### WHAT TO PRODUCE
Exactly as written, quote every line that follows, skipping the images.

*** ROWS

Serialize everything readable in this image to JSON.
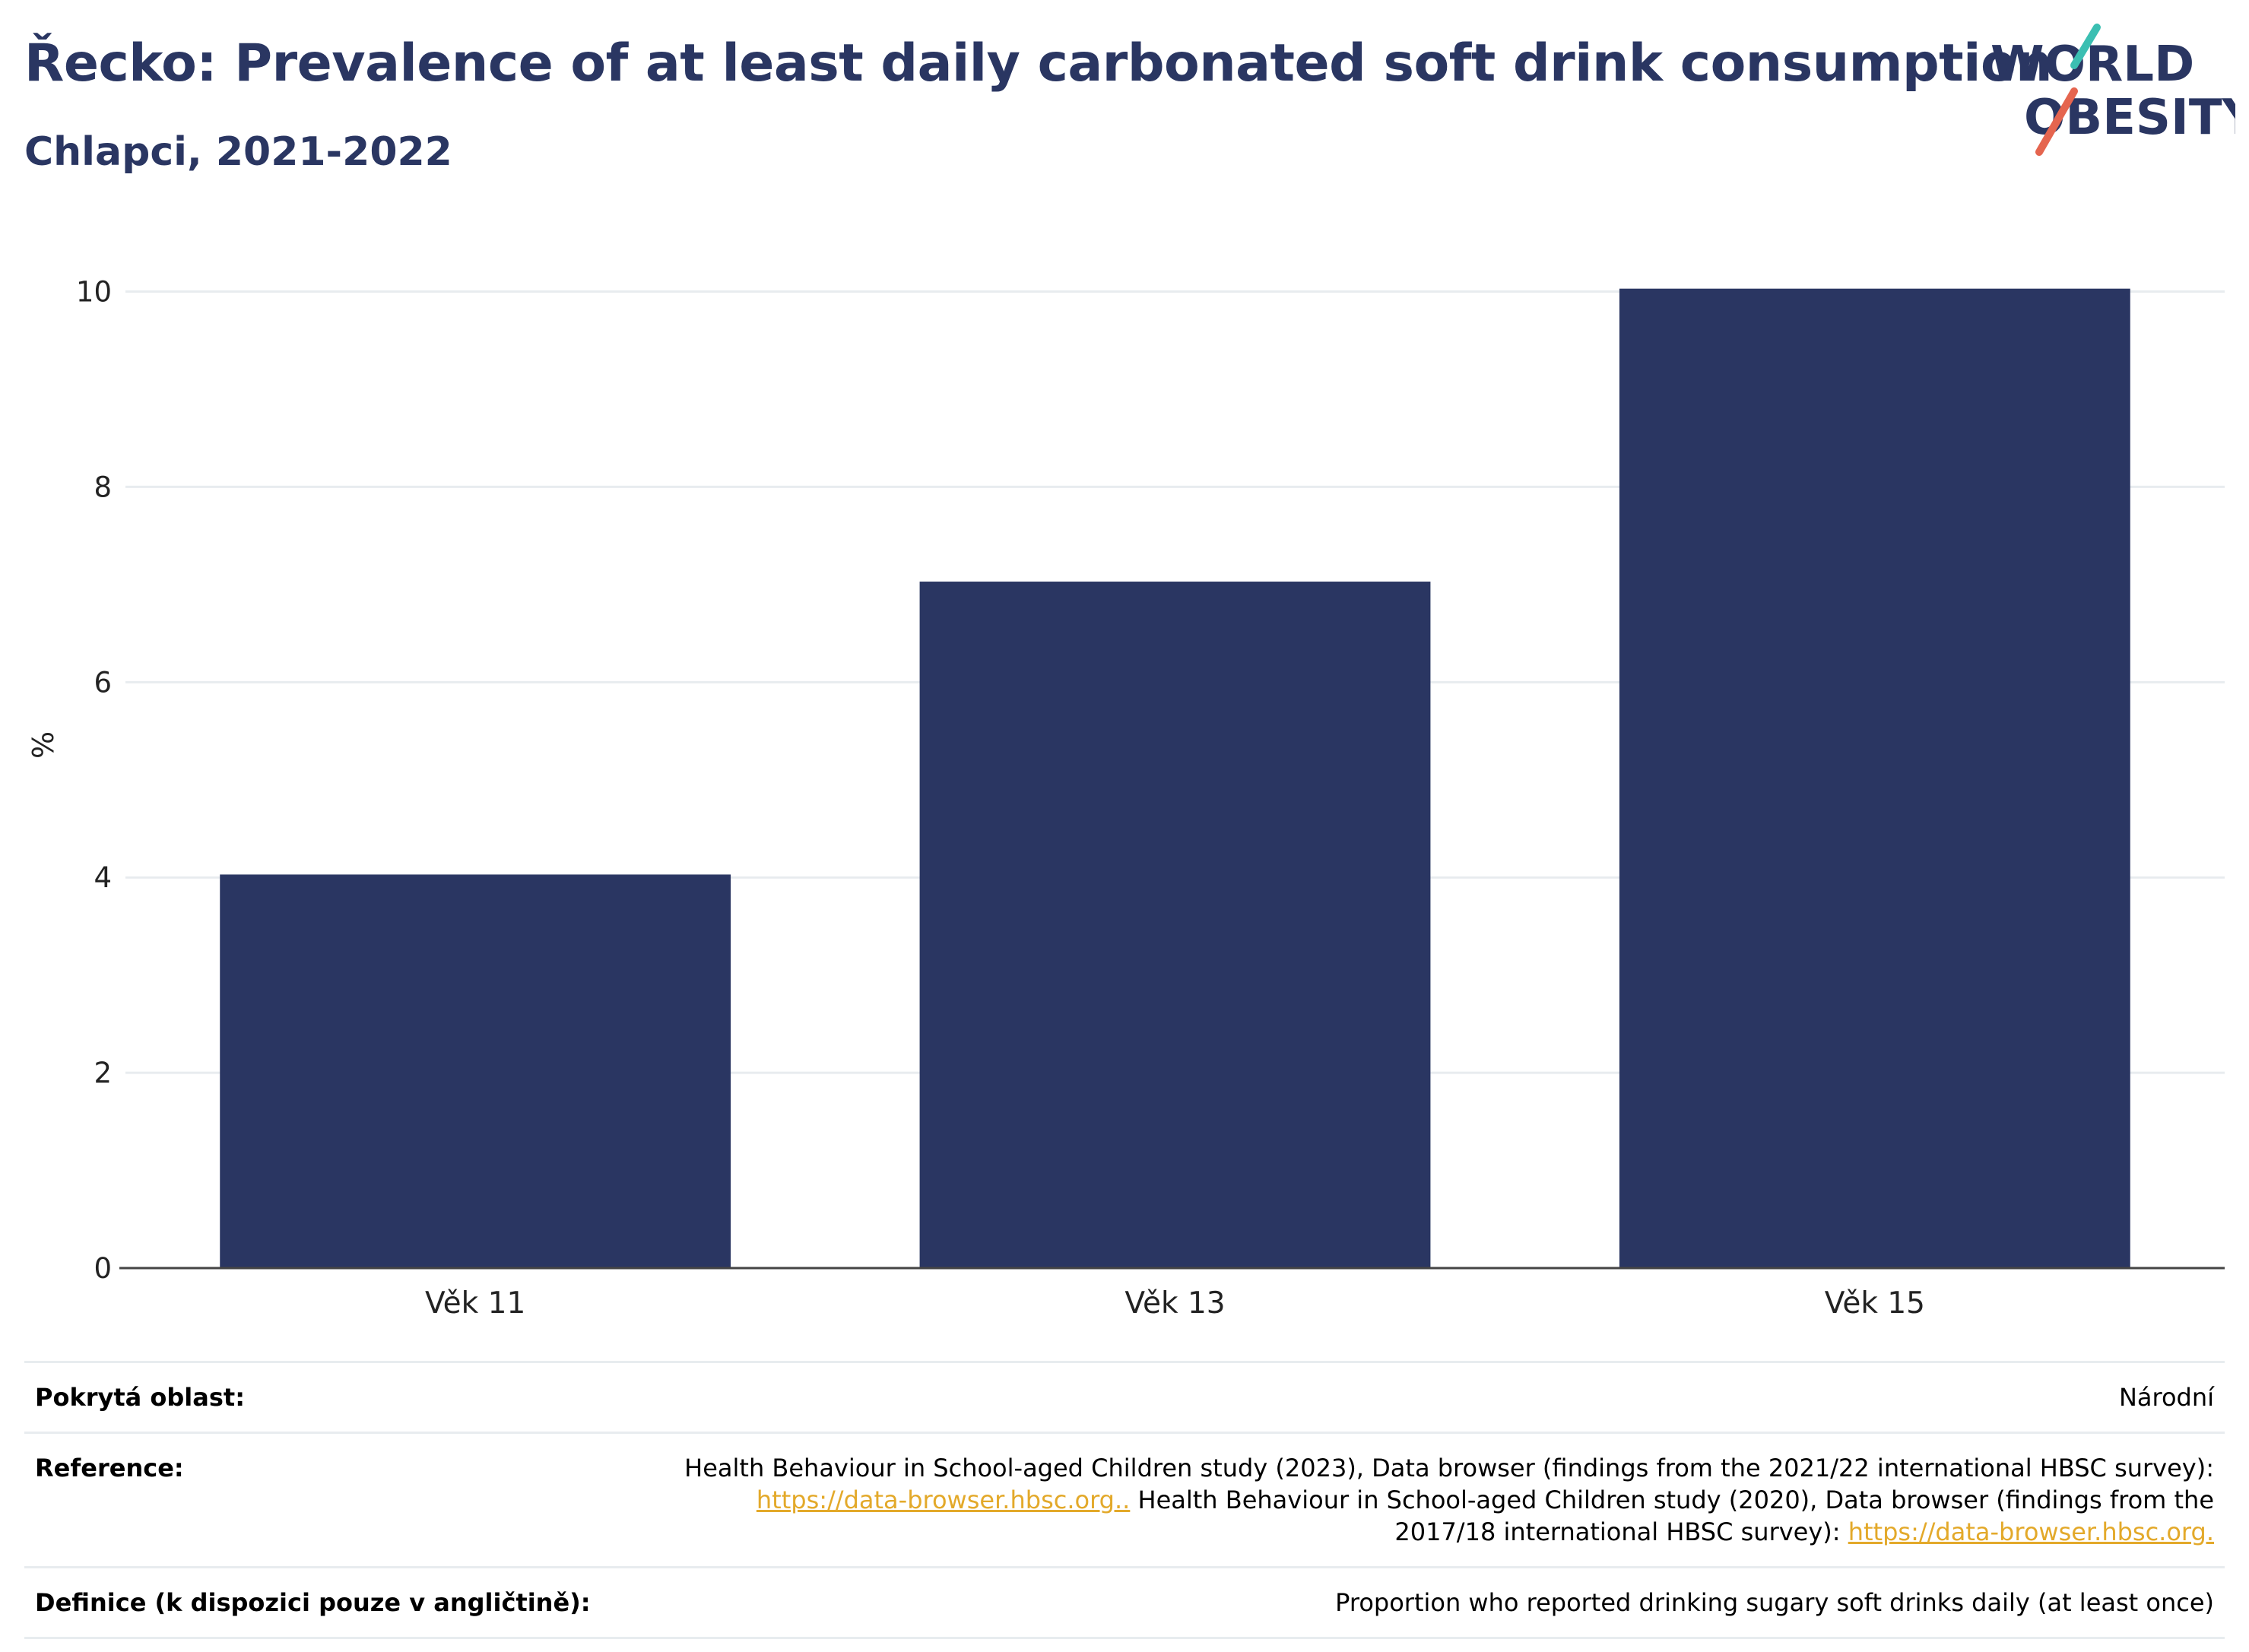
{
  "header": {
    "title": "Řecko: Prevalence of at least daily carbonated soft drink consumption",
    "subtitle": "Chlapci, 2021-2022"
  },
  "logo": {
    "line1": "WORLD",
    "line2": "OBESITY",
    "text_color": "#2a3662",
    "slash_teal": "#3bbfb2",
    "slash_red": "#e5654f"
  },
  "colors": {
    "bar": "#2a3662",
    "title": "#2a3662",
    "link": "#e3a92a",
    "grid": "#e8ecef"
  },
  "chart_data": {
    "type": "bar",
    "categories": [
      "Věk 11",
      "Věk 13",
      "Věk 15"
    ],
    "values": [
      4.03,
      7.03,
      10.03
    ],
    "ylabel": "%",
    "xlabel": "",
    "ylim": [
      0,
      10.3
    ],
    "yticks": [
      0,
      2,
      4,
      6,
      8,
      10
    ],
    "grid": true
  },
  "info": {
    "coverage_label": "Pokrytá oblast:",
    "coverage_value": "Národní",
    "reference_label": "Reference:",
    "reference_text1": "Health Behaviour in School-aged Children study (2023), Data browser (findings from the 2021/22 international HBSC survey):",
    "reference_link1": "https://data-browser.hbsc.org..",
    "reference_text2": " Health Behaviour in School-aged Children study (2020), Data browser (findings from the 2017/18 international HBSC survey): ",
    "reference_link2": "https://data-browser.hbsc.org.",
    "definition_label": "Definice (k dispozici pouze v angličtině):",
    "definition_value": "Proportion who reported drinking sugary soft drinks daily (at least once)"
  }
}
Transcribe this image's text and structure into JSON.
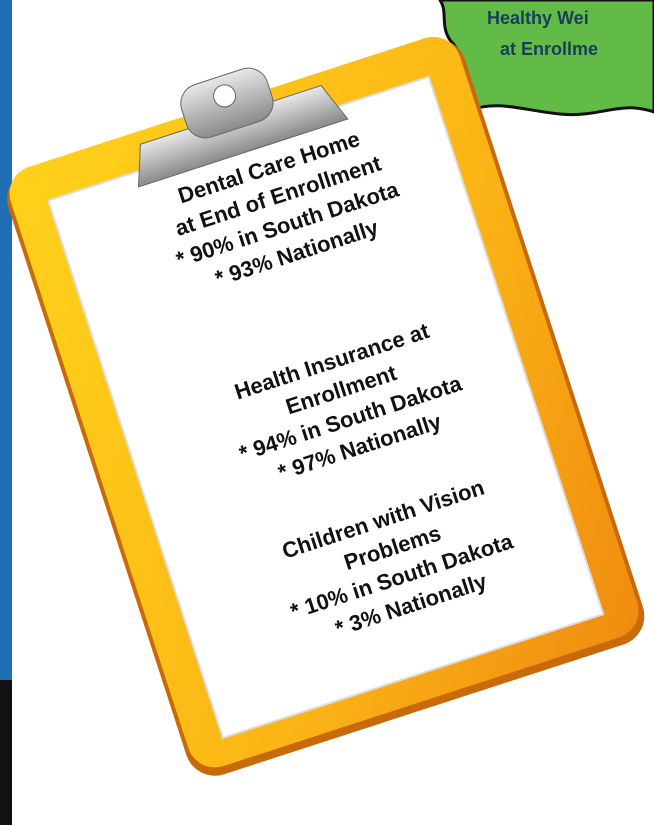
{
  "badge": {
    "lines": [
      "Healthy Wei",
      "at Enrollme"
    ]
  },
  "clipboard": {
    "sections": [
      {
        "lines": [
          "Dental Care Home",
          "at End of Enrollment",
          "* 90% in South Dakota",
          "* 93% Nationally"
        ]
      },
      {
        "lines": [
          "Health Insurance at",
          "Enrollment",
          "* 94% in South Dakota",
          "* 97% Nationally"
        ]
      },
      {
        "lines": [
          "Children with Vision",
          "Problems",
          "* 10% in South Dakota",
          "* 3% Nationally"
        ]
      }
    ]
  }
}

******

### ANSWER FOR THE TASK
Serialize everything readable in this image to JSON.
{
  "header": {
    "title": "Řecko: Prevalence of at least daily carbonated soft drink consumption",
    "subtitle": "Chlapci, 2021-2022"
  },
  "logo": {
    "line1": "WORLD",
    "line2": "OBESITY",
    "text_color": "#2a3662",
    "slash_teal": "#3bbfb2",
    "slash_red": "#e5654f"
  },
  "colors": {
    "bar": "#2a3662",
    "title": "#2a3662",
    "link": "#e3a92a",
    "grid": "#e8ecef"
  },
  "chart_data": {
    "type": "bar",
    "categories": [
      "Věk 11",
      "Věk 13",
      "Věk 15"
    ],
    "values": [
      4.03,
      7.03,
      10.03
    ],
    "ylabel": "%",
    "xlabel": "",
    "ylim": [
      0,
      10.3
    ],
    "yticks": [
      0,
      2,
      4,
      6,
      8,
      10
    ],
    "grid": true
  },
  "info": {
    "coverage_label": "Pokrytá oblast:",
    "coverage_value": "Národní",
    "reference_label": "Reference:",
    "reference_text1": "Health Behaviour in School-aged Children study (2023), Data browser (findings from the 2021/22 international HBSC survey):",
    "reference_link1": "https://data-browser.hbsc.org..",
    "reference_text2": " Health Behaviour in School-aged Children study (2020), Data browser (findings from the 2017/18 international HBSC survey): ",
    "reference_link2": "https://data-browser.hbsc.org.",
    "definition_label": "Definice (k dispozici pouze v angličtině):",
    "definition_value": "Proportion who reported drinking sugary soft drinks daily (at least once)"
  }
}
Transcribe this image's text and structure into JSON.
{
  "badge": {
    "lines": [
      "Healthy Wei",
      "at Enrollme"
    ]
  },
  "clipboard": {
    "sections": [
      {
        "lines": [
          "Dental Care Home",
          "at End of Enrollment",
          "* 90% in South Dakota",
          "* 93% Nationally"
        ]
      },
      {
        "lines": [
          "Health Insurance at",
          "Enrollment",
          "* 94% in South Dakota",
          "* 97% Nationally"
        ]
      },
      {
        "lines": [
          "Children with Vision",
          "Problems",
          "* 10% in South Dakota",
          "* 3% Nationally"
        ]
      }
    ]
  }
}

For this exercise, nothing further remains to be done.